--- Data provided ---

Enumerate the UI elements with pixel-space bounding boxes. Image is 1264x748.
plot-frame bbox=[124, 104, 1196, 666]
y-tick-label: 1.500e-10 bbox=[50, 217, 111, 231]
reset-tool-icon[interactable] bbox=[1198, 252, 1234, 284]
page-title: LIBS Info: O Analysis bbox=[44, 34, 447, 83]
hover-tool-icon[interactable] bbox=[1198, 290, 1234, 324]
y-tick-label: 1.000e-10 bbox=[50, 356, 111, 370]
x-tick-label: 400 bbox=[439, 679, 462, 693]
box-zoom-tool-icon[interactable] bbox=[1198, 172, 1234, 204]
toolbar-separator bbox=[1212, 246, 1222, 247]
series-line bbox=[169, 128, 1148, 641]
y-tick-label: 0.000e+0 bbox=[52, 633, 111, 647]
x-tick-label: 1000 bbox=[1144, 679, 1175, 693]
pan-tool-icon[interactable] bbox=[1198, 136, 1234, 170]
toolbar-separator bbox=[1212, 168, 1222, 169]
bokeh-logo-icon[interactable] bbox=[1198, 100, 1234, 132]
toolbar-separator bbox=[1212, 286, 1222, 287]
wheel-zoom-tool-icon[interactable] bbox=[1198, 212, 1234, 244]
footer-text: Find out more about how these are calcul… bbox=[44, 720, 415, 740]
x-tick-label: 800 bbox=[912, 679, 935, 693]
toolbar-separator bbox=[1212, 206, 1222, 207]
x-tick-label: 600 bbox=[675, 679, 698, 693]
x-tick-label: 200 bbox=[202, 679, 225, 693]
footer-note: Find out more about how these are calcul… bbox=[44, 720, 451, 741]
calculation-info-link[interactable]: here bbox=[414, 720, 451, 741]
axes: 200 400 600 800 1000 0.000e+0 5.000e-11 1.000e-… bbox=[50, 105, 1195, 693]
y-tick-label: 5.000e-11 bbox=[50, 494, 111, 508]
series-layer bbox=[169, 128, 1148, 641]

---

* [Your goal] Rewrite all the items above with every "toolbar-separator" replaced by "toolbar-divider", leaving everything else unchanged.

* [Correct answer]
Enumerate the UI elements with pixel-space bounding boxes. Image is 1264x748.
plot-frame bbox=[124, 104, 1196, 666]
y-tick-label: 1.500e-10 bbox=[50, 217, 111, 231]
reset-tool-icon[interactable] bbox=[1198, 252, 1234, 284]
page-title: LIBS Info: O Analysis bbox=[44, 34, 447, 83]
hover-tool-icon[interactable] bbox=[1198, 290, 1234, 324]
y-tick-label: 1.000e-10 bbox=[50, 356, 111, 370]
x-tick-label: 400 bbox=[439, 679, 462, 693]
box-zoom-tool-icon[interactable] bbox=[1198, 172, 1234, 204]
toolbar-divider bbox=[1212, 246, 1222, 247]
series-line bbox=[169, 128, 1148, 641]
y-tick-label: 0.000e+0 bbox=[52, 633, 111, 647]
x-tick-label: 1000 bbox=[1144, 679, 1175, 693]
pan-tool-icon[interactable] bbox=[1198, 136, 1234, 170]
toolbar-divider bbox=[1212, 168, 1222, 169]
bokeh-logo-icon[interactable] bbox=[1198, 100, 1234, 132]
toolbar-divider bbox=[1212, 286, 1222, 287]
wheel-zoom-tool-icon[interactable] bbox=[1198, 212, 1234, 244]
footer-text: Find out more about how these are calcul… bbox=[44, 720, 415, 740]
x-tick-label: 800 bbox=[912, 679, 935, 693]
toolbar-divider bbox=[1212, 206, 1222, 207]
x-tick-label: 600 bbox=[675, 679, 698, 693]
x-tick-label: 200 bbox=[202, 679, 225, 693]
footer-note: Find out more about how these are calcul… bbox=[44, 720, 451, 741]
calculation-info-link[interactable]: here bbox=[414, 720, 451, 741]
axes: 200 400 600 800 1000 0.000e+0 5.000e-11 1.000e-… bbox=[50, 105, 1195, 693]
y-tick-label: 5.000e-11 bbox=[50, 494, 111, 508]
series-layer bbox=[169, 128, 1148, 641]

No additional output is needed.